(Problems):
- A) Answer these from the Elasticsearch forum post:
(i) What bulk size does the poster use when indexing?
(ii) Which two tools does the poster use to monitor cluster health?
(iii) How many shards were missing after the cluster rebooted?
- B) Write out the part of the Elasticsearch forum post between "Other thing, It" and "what is happening..", inclusive.

(Page text):
┏━━

After that I turn on the refresh rate to 60s and merge factor to 10.
Turn on the replicate to 1 (which takes a lot of time to complete btw). But
then I try to index data from Elastica (PHP Client) and get a lots
of "UnavailableShardsException[[index][21] [1] shardIt, [0] active :
Timeout waiting for [1m], request:
org.elasticsearch.action.bulk.BulkShardRequest@6a7604b7]" Errors... I
didn't know what that meant, so I proceed to a full cluster restart (just
in case someone was broken) then when the cluster rebooted, 33shards were
missing from the cluster... Does somebody have an idea about what might
have hapenned ? Moreover, I use bulk (size 100) but I can't seem to be able
to index at 2K/doc/sec... I think that "indexer-only" nodes would be great
for my case but this isn't possible to do so in ES or I'm a wrong ?

I'm kind of depressed right now because that's the 2nd time that
something like that happens to me... does anybody have every managed a ES
cluster with this size ? I'm using tmux ssh to manage servers, but it's
kind of a pain. I'm using Elasticsearch-Head and Bigdesk to monitor my
cluster health.

Other thing, It seems that I have a lot of timeout between the
nodes... I switched from Multicast to unicast to try to fix that, but the
cluster recovered in the state I told you (33 shards missing...).

Moreover, in the small scale benchmarks I ran... I had about 130M doc
by node to have the response time I wanted... but with the same amount of
documents in the full clusters I was nowhere that in response time ? So I'm
wondering what is happening..

┗━━

(Supplied records):
┏━━

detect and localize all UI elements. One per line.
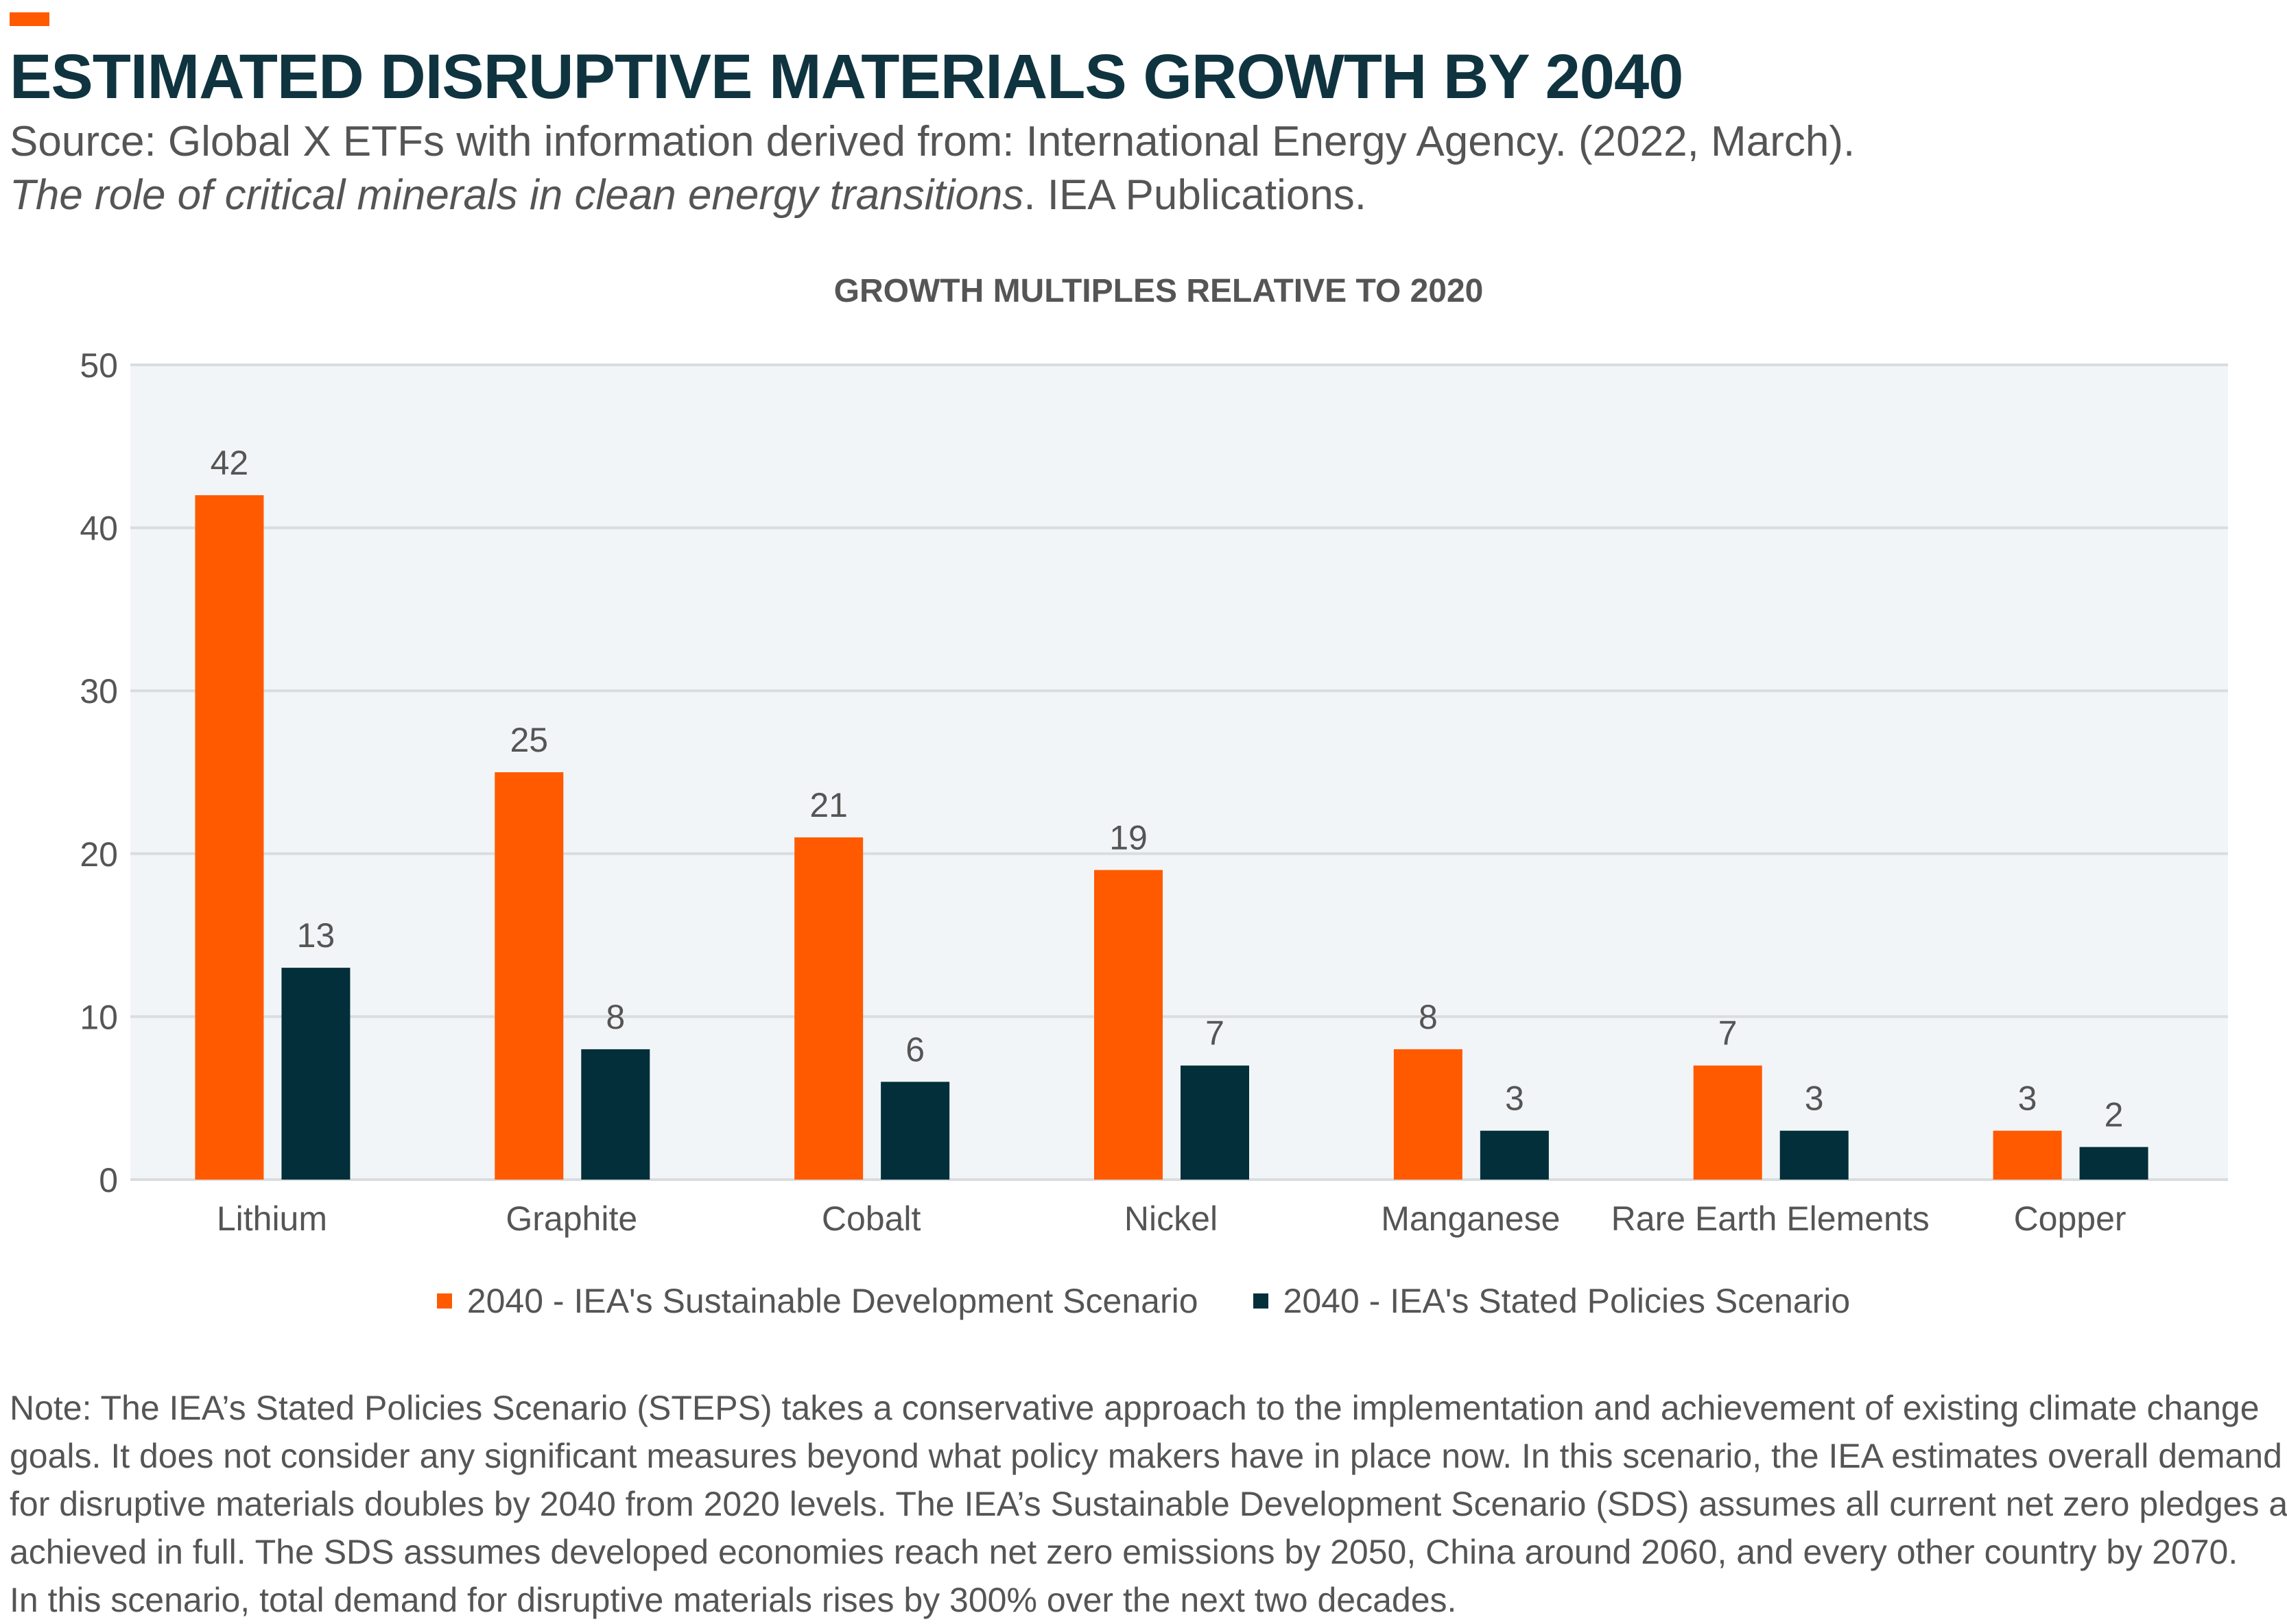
x-tick-label: Manganese — [1381, 1199, 1560, 1238]
legend-label-steps: 2040 - IEA's Stated Policies Scenario — [1283, 1282, 1851, 1320]
legend-item-sds: 2040 - IEA's Sustainable Development Sce… — [436, 1281, 1198, 1321]
plot-area — [130, 365, 2228, 1180]
y-tick-label: 0 — [99, 1161, 118, 1199]
source-publisher: . IEA Publications. — [1023, 171, 1367, 219]
source-line-1: Source: Global X ETFs with information d… — [10, 118, 1856, 165]
data-label-steps: 7 — [1205, 1014, 1224, 1053]
x-tick-label: Lithium — [217, 1199, 327, 1238]
footnote-line: goals. It does not consider any signific… — [10, 1437, 2282, 1475]
x-tick-label: Graphite — [506, 1199, 637, 1238]
bar-steps — [1480, 1130, 1549, 1180]
x-tick-label: Nickel — [1124, 1199, 1218, 1238]
bar-steps — [581, 1049, 650, 1180]
footnote-line: achieved in full. The SDS assumes develo… — [10, 1533, 2238, 1571]
footnote: Note: The IEA’s Stated Policies Scenario… — [10, 1384, 2287, 1624]
bar-steps — [1779, 1130, 1849, 1180]
data-label-sds: 25 — [510, 721, 548, 759]
accent-bar — [10, 12, 49, 26]
bar-chart: GROWTH MULTIPLES RELATIVE TO 2020 0 10 20 30… — [80, 273, 2228, 1238]
data-label-steps: 8 — [606, 998, 625, 1036]
data-label-steps: 6 — [905, 1030, 925, 1068]
data-label-sds: 7 — [1718, 1014, 1738, 1053]
chart-title: GROWTH MULTIPLES RELATIVE TO 2020 — [834, 273, 1484, 309]
x-tick-label: Copper — [2014, 1199, 2126, 1238]
data-label-sds: 8 — [1419, 998, 1438, 1036]
y-tick-label: 50 — [80, 346, 118, 385]
bar-steps — [881, 1082, 950, 1180]
data-label-steps: 3 — [1505, 1079, 1524, 1118]
data-label-sds: 21 — [809, 786, 848, 824]
bar-steps — [1181, 1065, 1249, 1180]
bar-sds — [1094, 870, 1163, 1180]
bar-sds — [1693, 1065, 1762, 1180]
source-line-2: The role of critical minerals in clean e… — [10, 169, 1855, 222]
data-label-steps: 13 — [297, 916, 335, 955]
page-title: ESTIMATED DISRUPTIVE MATERIALS GROWTH BY… — [10, 42, 1683, 112]
source-citation: Source: Global X ETFs with information d… — [10, 115, 1855, 222]
source-publication-title: The role of critical minerals in clean e… — [10, 171, 1024, 219]
footnote-line: In this scenario, total demand for disru… — [10, 1581, 1457, 1619]
legend-swatch-steps — [1253, 1293, 1268, 1309]
y-tick-label: 40 — [80, 510, 118, 548]
chart-legend: 2040 - IEA's Sustainable Development Sce… — [0, 1281, 2287, 1321]
bar-sds — [1993, 1130, 2062, 1180]
data-label-sds: 3 — [2018, 1079, 2037, 1118]
x-tick-label: Rare Earth Elements — [1611, 1199, 1930, 1238]
footnote-line: for disruptive materials doubles by 2040… — [10, 1485, 2287, 1523]
x-tick-label: Cobalt — [822, 1199, 921, 1238]
bar-sds — [1393, 1049, 1462, 1180]
data-label-steps: 3 — [1805, 1079, 1824, 1118]
footnote-line: Note: The IEA’s Stated Policies Scenario… — [10, 1389, 2260, 1427]
legend-item-steps: 2040 - IEA's Stated Policies Scenario — [1253, 1281, 1851, 1321]
legend-swatch-sds — [436, 1293, 452, 1309]
y-tick-label: 20 — [80, 835, 118, 874]
data-label-sds: 19 — [1109, 819, 1148, 857]
y-tick-label: 30 — [80, 672, 118, 710]
bar-sds — [794, 837, 864, 1180]
y-tick-label: 10 — [80, 998, 118, 1036]
data-label-sds: 42 — [211, 444, 249, 482]
legend-label-sds: 2040 - IEA's Sustainable Development Sce… — [466, 1282, 1198, 1320]
bar-sds — [195, 495, 264, 1180]
bar-sds — [495, 772, 564, 1180]
bar-steps — [281, 968, 351, 1180]
data-label-steps: 2 — [2105, 1095, 2124, 1134]
bar-steps — [2079, 1147, 2148, 1180]
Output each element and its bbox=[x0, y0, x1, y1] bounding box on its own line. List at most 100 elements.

┗━━

(Expected responses):
- A)
(i) 100
(ii) Elasticsearch-Head and Bigdesk
(iii) 33

- B)
Other thing, It seems that I have a lot of timeout between the
nodes... I switched from Multicast to unicast to try to fix that, but the
cluster recovered in the state I told you (33 shards missing...).

Moreover, in the small scale benchmarks I ran... I had about 130M doc
by node to have the response time I wanted... but with the same amount of
documents in the full clusters I was nowhere that in response time ? So I'm
wondering what is happening..